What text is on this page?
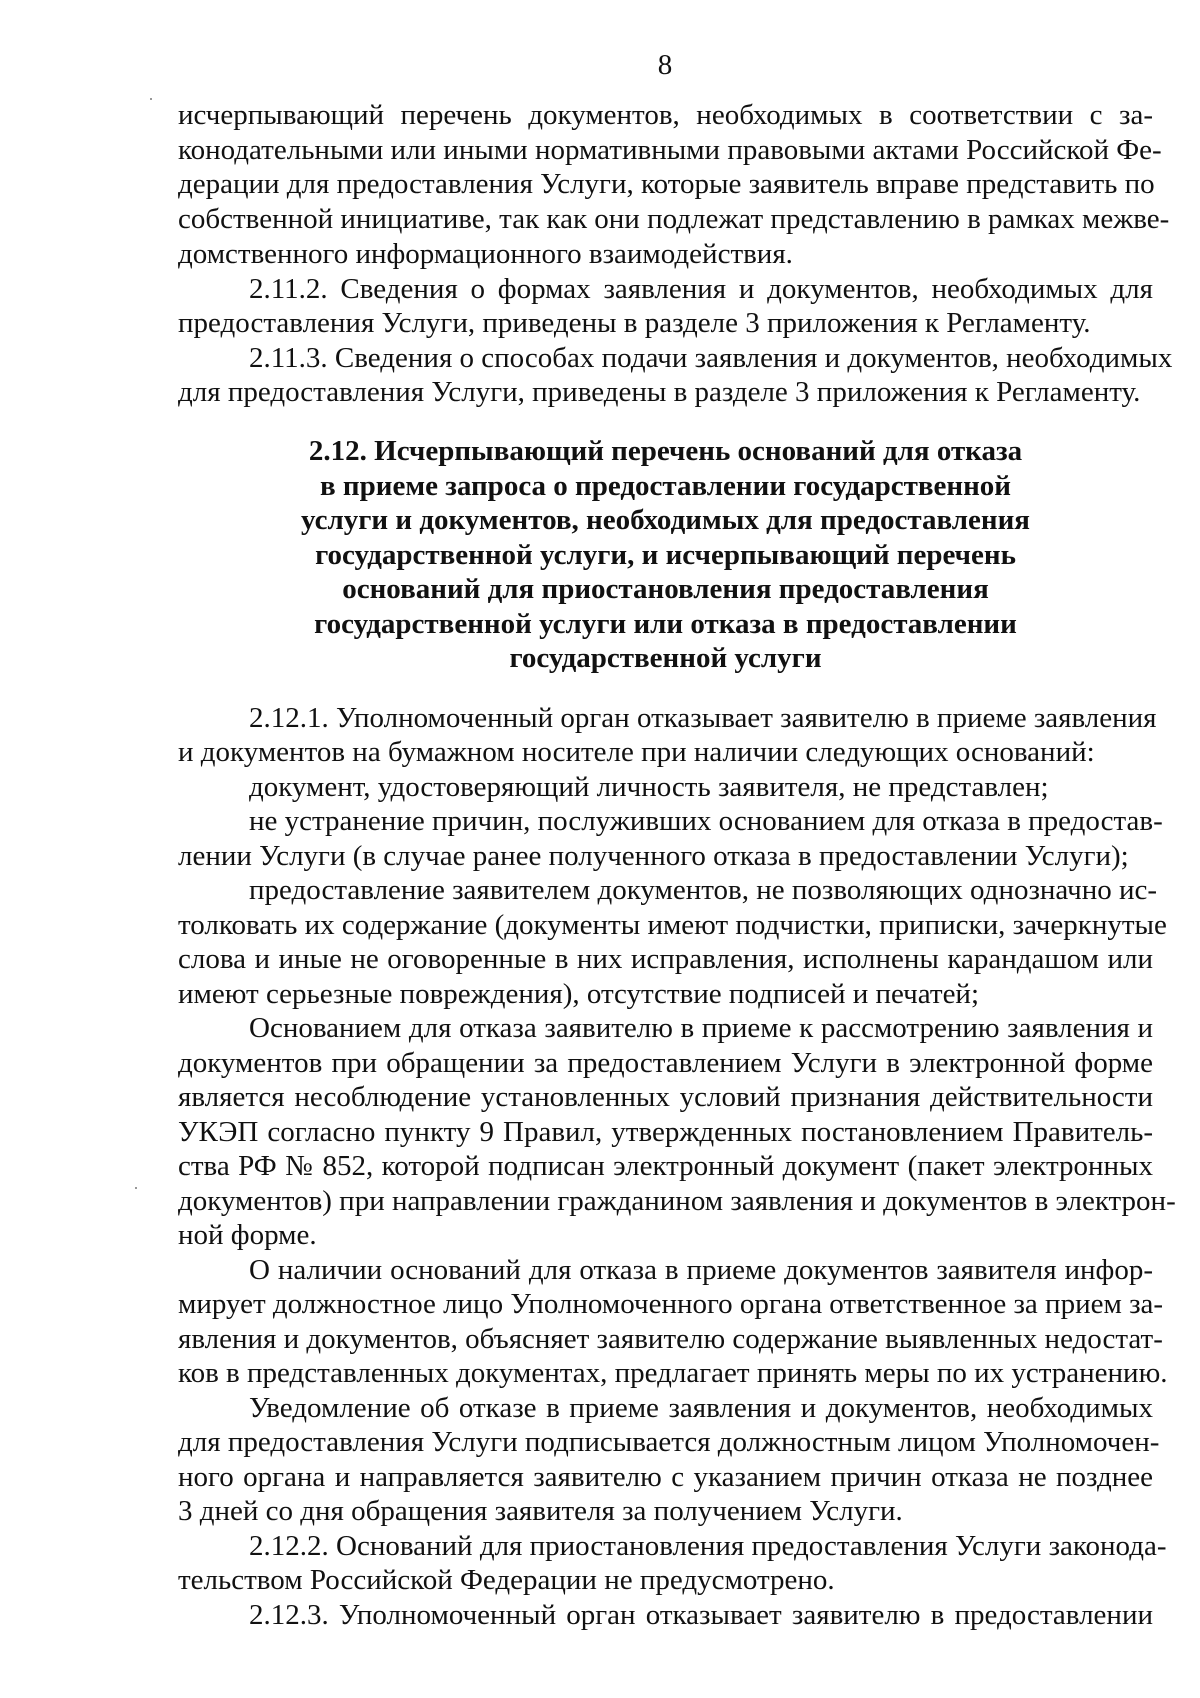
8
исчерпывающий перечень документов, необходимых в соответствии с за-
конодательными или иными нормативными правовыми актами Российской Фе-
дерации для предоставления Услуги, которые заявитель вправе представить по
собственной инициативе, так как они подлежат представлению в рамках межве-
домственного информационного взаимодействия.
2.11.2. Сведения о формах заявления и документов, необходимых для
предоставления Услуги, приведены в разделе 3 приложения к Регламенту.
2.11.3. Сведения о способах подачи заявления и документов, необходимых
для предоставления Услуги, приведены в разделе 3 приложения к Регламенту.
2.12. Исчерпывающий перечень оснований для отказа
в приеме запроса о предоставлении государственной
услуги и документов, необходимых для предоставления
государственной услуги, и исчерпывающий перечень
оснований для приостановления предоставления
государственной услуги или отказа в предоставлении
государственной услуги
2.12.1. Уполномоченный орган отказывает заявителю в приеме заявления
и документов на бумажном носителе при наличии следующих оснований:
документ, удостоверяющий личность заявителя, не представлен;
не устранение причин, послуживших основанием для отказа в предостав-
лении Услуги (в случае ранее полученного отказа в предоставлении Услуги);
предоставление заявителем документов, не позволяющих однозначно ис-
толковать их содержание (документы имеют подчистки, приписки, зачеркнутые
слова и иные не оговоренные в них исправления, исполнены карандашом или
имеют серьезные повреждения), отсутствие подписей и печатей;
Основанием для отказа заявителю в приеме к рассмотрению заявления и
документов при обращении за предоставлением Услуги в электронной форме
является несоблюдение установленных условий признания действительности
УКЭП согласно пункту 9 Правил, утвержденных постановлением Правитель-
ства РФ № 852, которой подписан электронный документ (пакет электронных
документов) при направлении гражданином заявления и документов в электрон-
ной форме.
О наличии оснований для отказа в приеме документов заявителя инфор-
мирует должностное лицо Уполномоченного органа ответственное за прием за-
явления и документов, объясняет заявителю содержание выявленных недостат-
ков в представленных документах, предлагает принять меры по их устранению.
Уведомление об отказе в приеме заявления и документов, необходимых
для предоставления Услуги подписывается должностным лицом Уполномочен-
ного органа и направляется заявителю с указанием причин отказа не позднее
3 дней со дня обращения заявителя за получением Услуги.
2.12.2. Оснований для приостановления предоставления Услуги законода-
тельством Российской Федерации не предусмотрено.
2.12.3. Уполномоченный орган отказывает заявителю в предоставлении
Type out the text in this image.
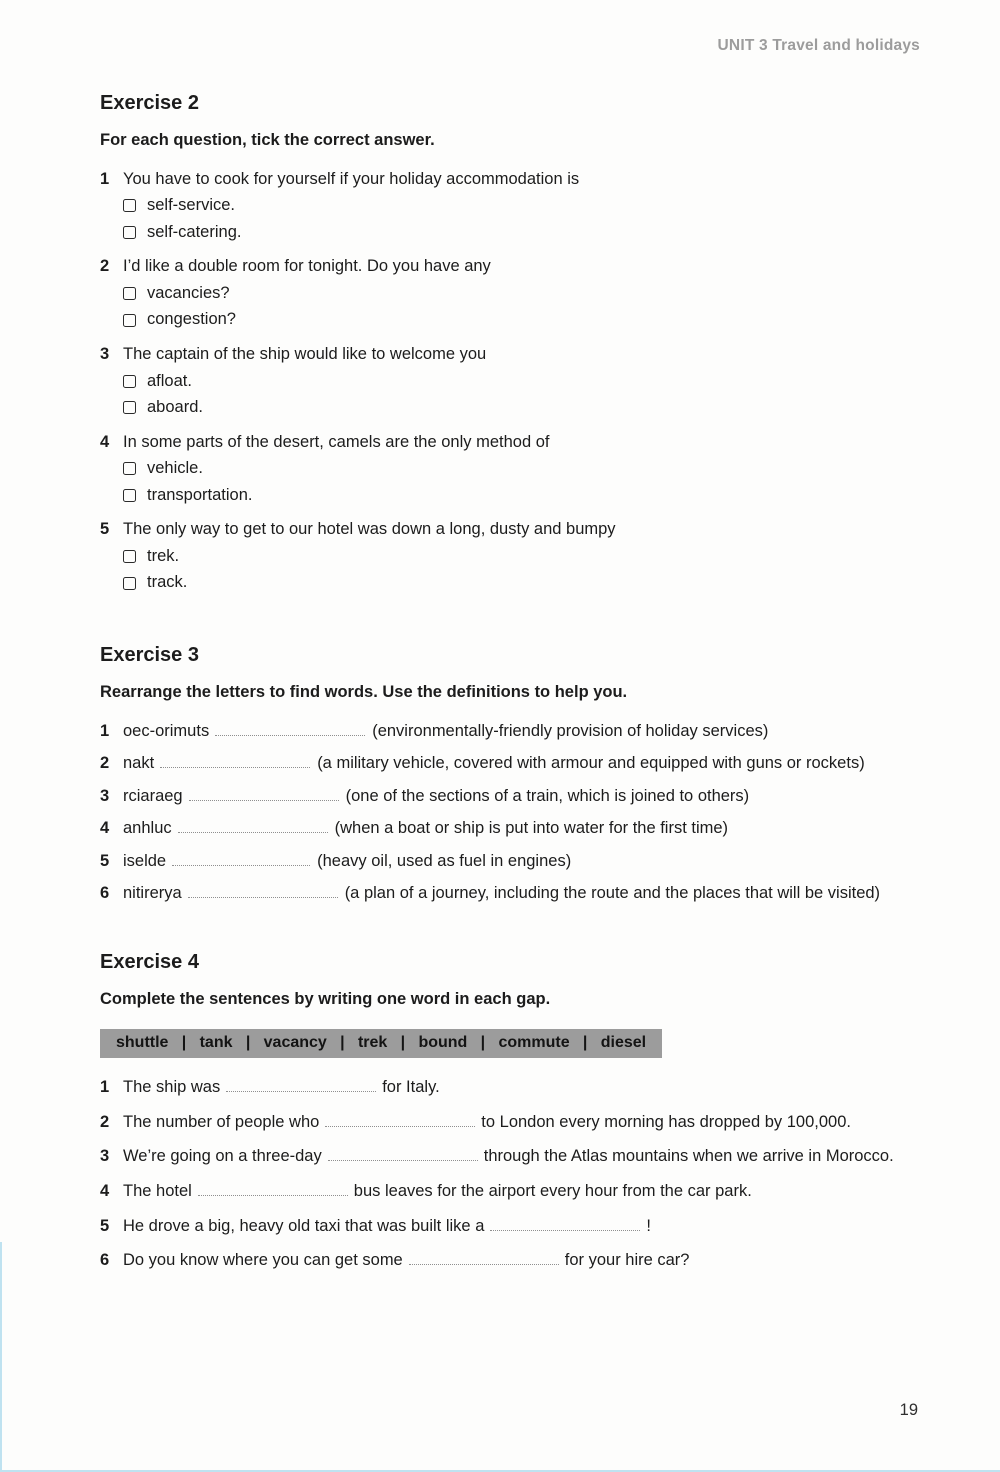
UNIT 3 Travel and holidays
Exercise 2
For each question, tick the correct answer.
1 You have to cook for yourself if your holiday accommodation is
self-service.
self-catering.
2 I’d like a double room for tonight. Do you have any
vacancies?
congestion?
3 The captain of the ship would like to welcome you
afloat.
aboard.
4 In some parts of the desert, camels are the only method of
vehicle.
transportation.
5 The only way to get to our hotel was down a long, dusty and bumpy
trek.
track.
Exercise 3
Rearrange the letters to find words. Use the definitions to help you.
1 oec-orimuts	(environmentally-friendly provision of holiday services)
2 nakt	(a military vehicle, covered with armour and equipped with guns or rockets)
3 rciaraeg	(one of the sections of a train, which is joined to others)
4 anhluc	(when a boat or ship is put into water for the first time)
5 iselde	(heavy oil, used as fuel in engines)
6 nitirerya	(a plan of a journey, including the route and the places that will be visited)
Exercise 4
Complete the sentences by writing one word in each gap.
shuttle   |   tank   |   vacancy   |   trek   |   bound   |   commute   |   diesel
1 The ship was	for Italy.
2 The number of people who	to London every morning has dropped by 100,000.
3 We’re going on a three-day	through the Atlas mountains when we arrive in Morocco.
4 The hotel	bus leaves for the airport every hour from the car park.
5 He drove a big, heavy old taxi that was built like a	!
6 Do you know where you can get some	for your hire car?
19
──────
TASK INSTRUCTIONS: Working from the material above, transcribe it exactly while omitting pictures.

EXERCISE ANSWER:
What text is on this page?
8
исчерпывающий перечень документов, необходимых в соответствии с за-
конодательными или иными нормативными правовыми актами Российской Фе-
дерации для предоставления Услуги, которые заявитель вправе представить по
собственной инициативе, так как они подлежат представлению в рамках межве-
домственного информационного взаимодействия.
2.11.2. Сведения о формах заявления и документов, необходимых для
предоставления Услуги, приведены в разделе 3 приложения к Регламенту.
2.11.3. Сведения о способах подачи заявления и документов, необходимых
для предоставления Услуги, приведены в разделе 3 приложения к Регламенту.
2.12. Исчерпывающий перечень оснований для отказа
в приеме запроса о предоставлении государственной
услуги и документов, необходимых для предоставления
государственной услуги, и исчерпывающий перечень
оснований для приостановления предоставления
государственной услуги или отказа в предоставлении
государственной услуги
2.12.1. Уполномоченный орган отказывает заявителю в приеме заявления
и документов на бумажном носителе при наличии следующих оснований:
документ, удостоверяющий личность заявителя, не представлен;
не устранение причин, послуживших основанием для отказа в предостав-
лении Услуги (в случае ранее полученного отказа в предоставлении Услуги);
предоставление заявителем документов, не позволяющих однозначно ис-
толковать их содержание (документы имеют подчистки, приписки, зачеркнутые
слова и иные не оговоренные в них исправления, исполнены карандашом или
имеют серьезные повреждения), отсутствие подписей и печатей;
Основанием для отказа заявителю в приеме к рассмотрению заявления и
документов при обращении за предоставлением Услуги в электронной форме
является несоблюдение установленных условий признания действительности
УКЭП согласно пункту 9 Правил, утвержденных постановлением Правитель-
ства РФ № 852, которой подписан электронный документ (пакет электронных
документов) при направлении гражданином заявления и документов в электрон-
ной форме.
О наличии оснований для отказа в приеме документов заявителя инфор-
мирует должностное лицо Уполномоченного органа ответственное за прием за-
явления и документов, объясняет заявителю содержание выявленных недостат-
ков в представленных документах, предлагает принять меры по их устранению.
Уведомление об отказе в приеме заявления и документов, необходимых
для предоставления Услуги подписывается должностным лицом Уполномочен-
ного органа и направляется заявителю с указанием причин отказа не позднее
3 дней со дня обращения заявителя за получением Услуги.
2.12.2. Оснований для приостановления предоставления Услуги законода-
тельством Российской Федерации не предусмотрено.
2.12.3. Уполномоченный орган отказывает заявителю в предоставлении
Type out the text in this image.
UNIT 3 Travel and holidays
Exercise 2
For each question, tick the correct answer.
1 You have to cook for yourself if your holiday accommodation is
self-service.
self-catering.
2 I’d like a double room for tonight. Do you have any
vacancies?
congestion?
3 The captain of the ship would like to welcome you
afloat.
aboard.
4 In some parts of the desert, camels are the only method of
vehicle.
transportation.
5 The only way to get to our hotel was down a long, dusty and bumpy
trek.
track.
Exercise 3
Rearrange the letters to find words. Use the definitions to help you.
1 oec-orimuts	(environmentally-friendly provision of holiday services)
2 nakt	(a military vehicle, covered with armour and equipped with guns or rockets)
3 rciaraeg	(one of the sections of a train, which is joined to others)
4 anhluc	(when a boat or ship is put into water for the first time)
5 iselde	(heavy oil, used as fuel in engines)
6 nitirerya	(a plan of a journey, including the route and the places that will be visited)
Exercise 4
Complete the sentences by writing one word in each gap.
shuttle   |   tank   |   vacancy   |   trek   |   bound   |   commute   |   diesel
1 The ship was	for Italy.
2 The number of people who	to London every morning has dropped by 100,000.
3 We’re going on a three-day	through the Atlas mountains when we arrive in Morocco.
4 The hotel	bus leaves for the airport every hour from the car park.
5 He drove a big, heavy old taxi that was built like a	!
6 Do you know where you can get some	for your hire car?
19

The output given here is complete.